(Stored records)
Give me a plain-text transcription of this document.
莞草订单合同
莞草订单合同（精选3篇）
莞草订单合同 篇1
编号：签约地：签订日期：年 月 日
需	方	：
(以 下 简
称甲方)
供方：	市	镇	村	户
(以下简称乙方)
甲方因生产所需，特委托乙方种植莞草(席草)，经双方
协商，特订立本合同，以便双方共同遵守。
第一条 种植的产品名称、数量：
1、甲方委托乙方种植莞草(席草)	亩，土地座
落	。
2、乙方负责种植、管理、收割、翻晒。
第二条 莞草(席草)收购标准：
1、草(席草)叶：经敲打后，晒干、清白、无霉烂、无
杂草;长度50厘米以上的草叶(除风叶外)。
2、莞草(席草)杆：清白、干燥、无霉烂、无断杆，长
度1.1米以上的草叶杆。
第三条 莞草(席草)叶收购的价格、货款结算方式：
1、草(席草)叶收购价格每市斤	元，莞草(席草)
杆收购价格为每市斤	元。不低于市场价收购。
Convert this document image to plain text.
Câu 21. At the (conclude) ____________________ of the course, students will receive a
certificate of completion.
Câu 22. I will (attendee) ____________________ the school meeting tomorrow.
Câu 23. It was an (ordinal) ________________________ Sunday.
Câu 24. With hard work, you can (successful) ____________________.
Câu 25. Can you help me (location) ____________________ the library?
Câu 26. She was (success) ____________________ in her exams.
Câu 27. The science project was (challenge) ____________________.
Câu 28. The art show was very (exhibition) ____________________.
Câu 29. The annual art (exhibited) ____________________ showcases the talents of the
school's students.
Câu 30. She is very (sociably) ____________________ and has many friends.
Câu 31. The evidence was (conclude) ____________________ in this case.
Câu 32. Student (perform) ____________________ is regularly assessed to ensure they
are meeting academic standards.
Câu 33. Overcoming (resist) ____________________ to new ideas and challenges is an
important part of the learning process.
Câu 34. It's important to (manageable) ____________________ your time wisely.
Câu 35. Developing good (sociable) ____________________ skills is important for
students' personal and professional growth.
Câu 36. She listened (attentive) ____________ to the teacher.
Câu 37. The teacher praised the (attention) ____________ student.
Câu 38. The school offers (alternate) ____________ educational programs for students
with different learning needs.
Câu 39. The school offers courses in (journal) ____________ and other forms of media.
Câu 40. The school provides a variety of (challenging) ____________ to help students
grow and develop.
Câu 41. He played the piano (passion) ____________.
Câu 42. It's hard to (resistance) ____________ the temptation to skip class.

WHAT NEEDS TO BE DONE: Every line of the data above should be reproduced word for word.

EXPECTED ANSWER:
Give me a plain-text transcription of this document.
莞草订单合同
莞草订单合同（精选3篇）
莞草订单合同 篇1
编号：签约地：签订日期：年 月 日
需	方	：
(以 下 简
称甲方)
供方：	市	镇	村	户
(以下简称乙方)
甲方因生产所需，特委托乙方种植莞草(席草)，经双方
协商，特订立本合同，以便双方共同遵守。
第一条 种植的产品名称、数量：
1、甲方委托乙方种植莞草(席草)	亩，土地座
落	。
2、乙方负责种植、管理、收割、翻晒。
第二条 莞草(席草)收购标准：
1、草(席草)叶：经敲打后，晒干、清白、无霉烂、无
杂草;长度50厘米以上的草叶(除风叶外)。
2、莞草(席草)杆：清白、干燥、无霉烂、无断杆，长
度1.1米以上的草叶杆。
第三条 莞草(席草)叶收购的价格、货款结算方式：
1、草(席草)叶收购价格每市斤	元，莞草(席草)
杆收购价格为每市斤	元。不低于市场价收购。
Convert this document image to plain text.
Câu 21. At the (conclude) ____________________ of the course, students will receive a
certificate of completion.
Câu 22. I will (attendee) ____________________ the school meeting tomorrow.
Câu 23. It was an (ordinal) ________________________ Sunday.
Câu 24. With hard work, you can (successful) ____________________.
Câu 25. Can you help me (location) ____________________ the library?
Câu 26. She was (success) ____________________ in her exams.
Câu 27. The science project was (challenge) ____________________.
Câu 28. The art show was very (exhibition) ____________________.
Câu 29. The annual art (exhibited) ____________________ showcases the talents of the
school's students.
Câu 30. She is very (sociably) ____________________ and has many friends.
Câu 31. The evidence was (conclude) ____________________ in this case.
Câu 32. Student (perform) ____________________ is regularly assessed to ensure they
are meeting academic standards.
Câu 33. Overcoming (resist) ____________________ to new ideas and challenges is an
important part of the learning process.
Câu 34. It's important to (manageable) ____________________ your time wisely.
Câu 35. Developing good (sociable) ____________________ skills is important for
students' personal and professional growth.
Câu 36. She listened (attentive) ____________ to the teacher.
Câu 37. The teacher praised the (attention) ____________ student.
Câu 38. The school offers (alternate) ____________ educational programs for students
with different learning needs.
Câu 39. The school offers courses in (journal) ____________ and other forms of media.
Câu 40. The school provides a variety of (challenging) ____________ to help students
grow and develop.
Câu 41. He played the piano (passion) ____________.
Câu 42. It's hard to (resistance) ____________ the temptation to skip class.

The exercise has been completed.